## Given instruction A:
Using the article on Italo Bernicchi below, decide whether each statement agrees with it. Answer yes or no, and quote the words that decide it.
(i) Bernicchi started the Victory Cinema in Orange Grove in 1957.
(ii) Bernicchi shot the first unit on Cry, the Beloved Country.
(iii) The Avenue Cinema in Norwood later became the Piccadilly.
## Given instruction B:
Answer these questions from the article on Italo Bernicchi below:
(i) How old is Bernicchi?
(ii) Who made the original version of Cry, the Beloved Country?
(iii) Which two places does Bernicchi say moviegoers only know?
## Given instruction C:
List every cinema that the article on Italo Bernicchi below says he started or came to own and run. Give each one's location where the article names it.

/ 30 May 1997

Film veteran bows out

Andrew Worsdale

AT the age of 73 and with 54 years in the industry, Italo Bernicchi is a veteran of South African cinema. He started in movies as a cinematographer, shooting second unit on the original version of Cry, the Beloved Country, made by Zoltan Korda. After that he put down the camera and took up the projector to become one of the country’s leading independent cinema owners.

In 1957 he started the Victory Cinema in Orange Grove and over the years he would come to own and run Yeoville’s famous Piccadilly Cinema, the Corlett Cine’s 1 and 2, the Rand in Primrose, the Classic in Braamfontein and the Avenue Cinema in Norwood, which was to become the 7 Arts.

After years of struggling to keep the independents alive he has found himself increasingly hounded financially by the big boys and the increasing homogeneity of the cinema-going public. “They’re all like sheep,” he says, “They only know Rosebank and Sandton and window-shopping and coffee bars. No one wants to see good movies any more.”

## Available data:

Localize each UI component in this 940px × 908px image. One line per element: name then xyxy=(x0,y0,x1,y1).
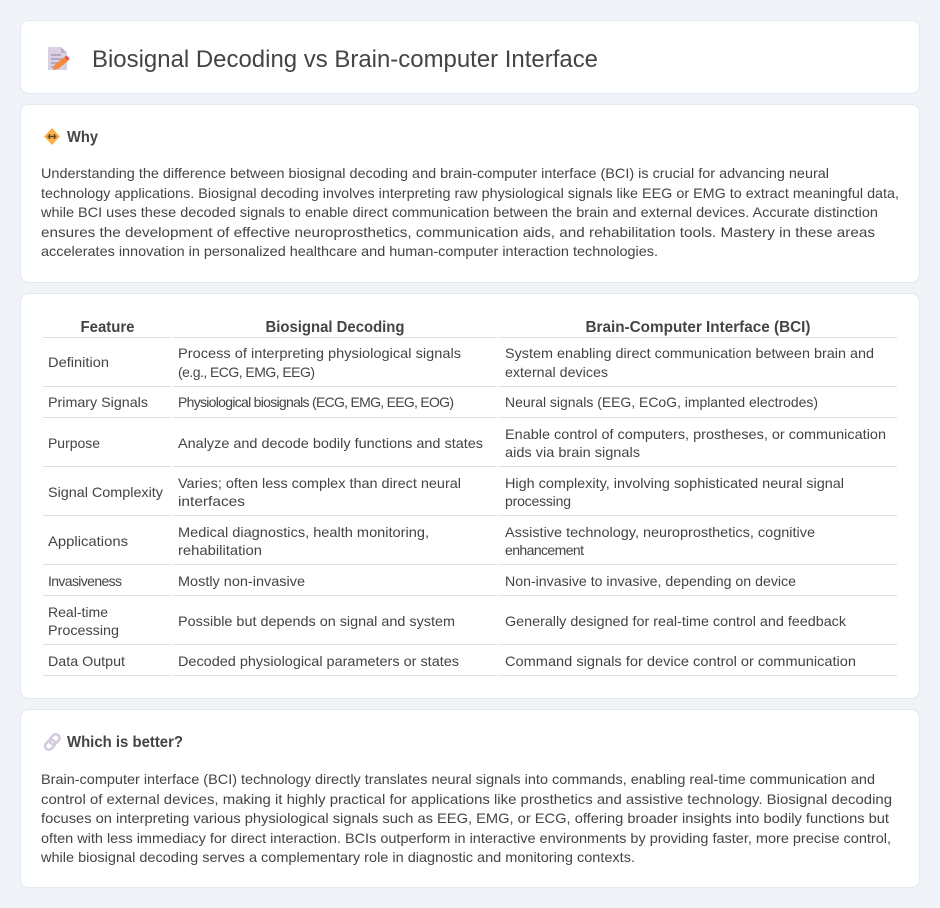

## Expected answer A:
(i) Yes: "In 1957 he started the Victory Cinema in Orange Grove"
(ii) No: "shooting second unit on the original version of Cry, the Beloved Country"
(iii) No: "the Avenue Cinema in Norwood, which was to become the 7 Arts"

## Expected answer B:
(i) 73
(ii) Zoltan Korda
(iii) Rosebank and Sandton

## Expected answer C:
Victory Cinema (Orange Grove)
Piccadilly Cinema (Yeoville)
Corlett Cine's 1 and 2
The Rand (Primrose)
The Classic (Braamfontein)
Avenue Cinema (Norwood), which became the 7 Arts